Any picture among the records should be left out, please; retype the rest exactly.

INFORMATION SHOWN:

◆ ◆ ◆ ◆ ◆ ◆ ◆

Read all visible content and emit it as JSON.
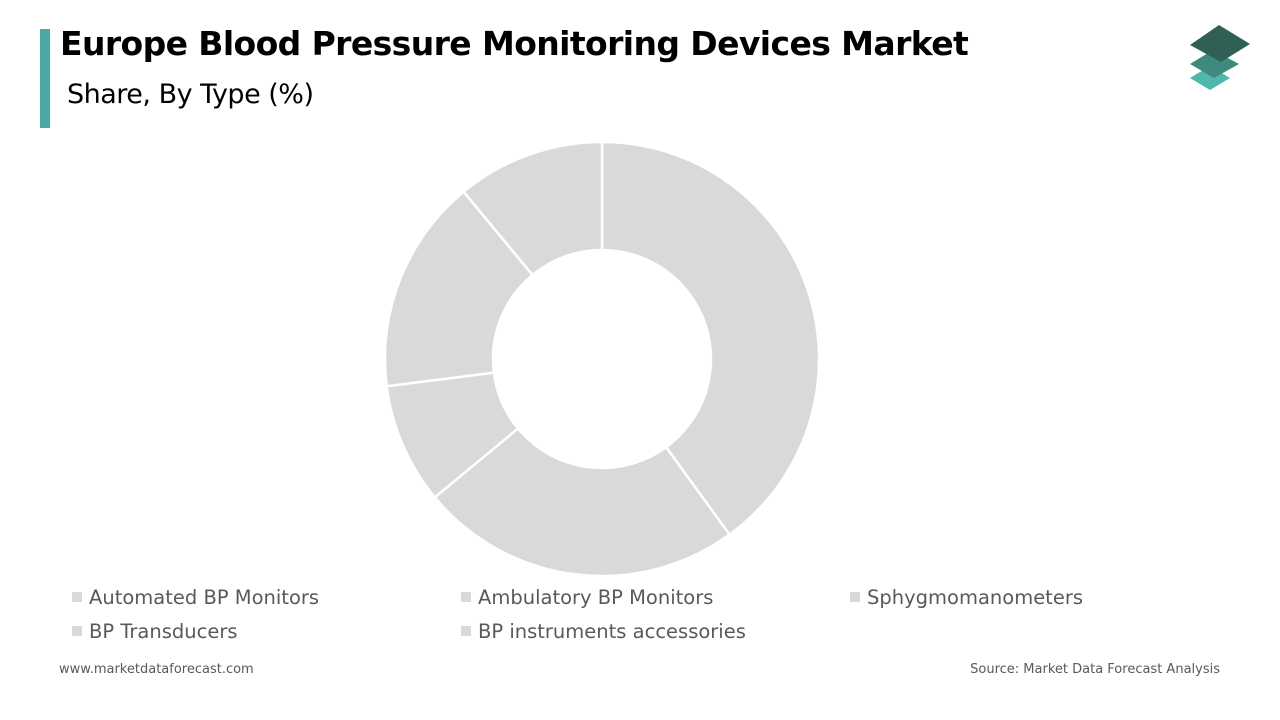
{
  "header": {
    "title": "Europe Blood Pressure Monitoring Devices Market",
    "subtitle": "Share, By Type  (%)"
  },
  "logo": {
    "icon": "stacked-layers-logo-icon"
  },
  "colors": {
    "accent": "#4aa9a5",
    "slice_fill": "#d9d9d9",
    "slice_border": "#ffffff",
    "legend_swatch": "#d9d9d9",
    "logo_top": "#2f5f55",
    "logo_middle": "#3f8a7e",
    "logo_bottom": "#4fb7ad"
  },
  "chart_data": {
    "type": "pie",
    "variant": "donut",
    "title": "Europe Blood Pressure Monitoring Devices Market",
    "subtitle": "Share, By Type  (%)",
    "unit": "%",
    "categories": [
      "Automated BP Monitors",
      "Ambulatory BP Monitors",
      "Sphygmomanometers",
      "BP Transducers",
      "BP instruments accessories"
    ],
    "values": [
      40,
      24,
      9,
      16,
      11
    ],
    "legend_position": "bottom",
    "data_labels": false
  },
  "footer": {
    "website": "www.marketdataforecast.com",
    "source": "Source: Market Data Forecast Analysis"
  }
}
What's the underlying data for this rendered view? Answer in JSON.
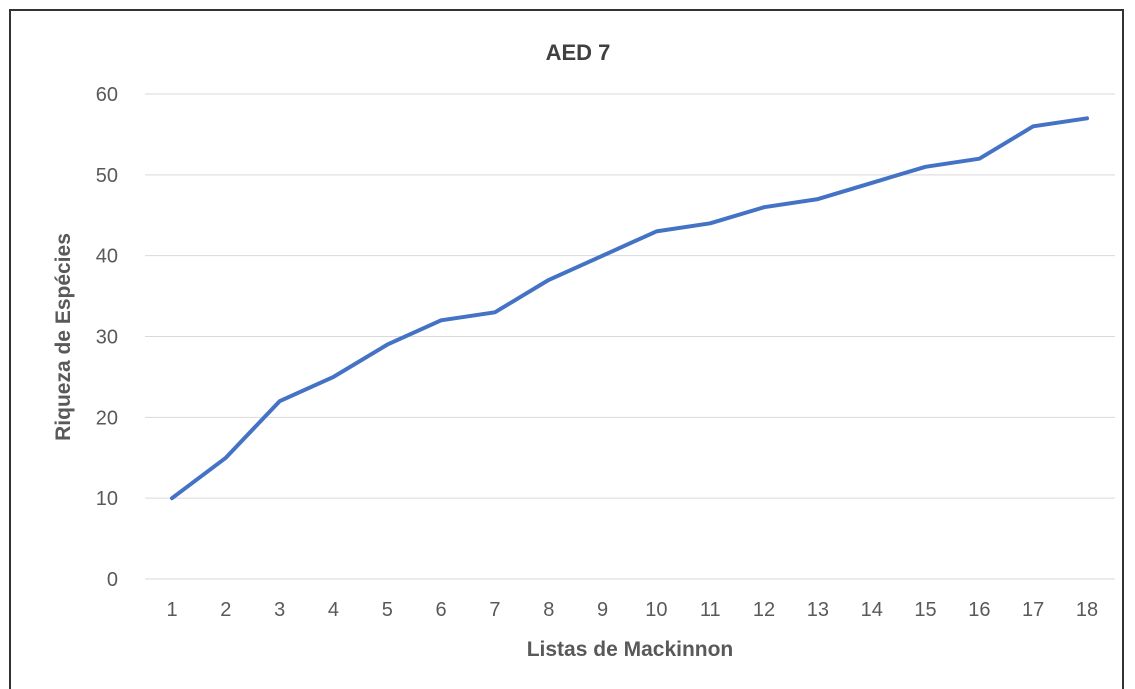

◆ ◆ ◆ ◆ ◆ ◆ ◆

SOLUTION TO THE EXERCISE:
Read all visible content and emit it as JSON.
{
  "header": {
    "title": "Europe Blood Pressure Monitoring Devices Market",
    "subtitle": "Share, By Type  (%)"
  },
  "logo": {
    "icon": "stacked-layers-logo-icon"
  },
  "colors": {
    "accent": "#4aa9a5",
    "slice_fill": "#d9d9d9",
    "slice_border": "#ffffff",
    "legend_swatch": "#d9d9d9",
    "logo_top": "#2f5f55",
    "logo_middle": "#3f8a7e",
    "logo_bottom": "#4fb7ad"
  },
  "chart_data": {
    "type": "pie",
    "variant": "donut",
    "title": "Europe Blood Pressure Monitoring Devices Market",
    "subtitle": "Share, By Type  (%)",
    "unit": "%",
    "categories": [
      "Automated BP Monitors",
      "Ambulatory BP Monitors",
      "Sphygmomanometers",
      "BP Transducers",
      "BP instruments accessories"
    ],
    "values": [
      40,
      24,
      9,
      16,
      11
    ],
    "legend_position": "bottom",
    "data_labels": false
  },
  "footer": {
    "website": "www.marketdataforecast.com",
    "source": "Source: Market Data Forecast Analysis"
  }
}
What's the underlying data for this rendered view? Answer in JSON.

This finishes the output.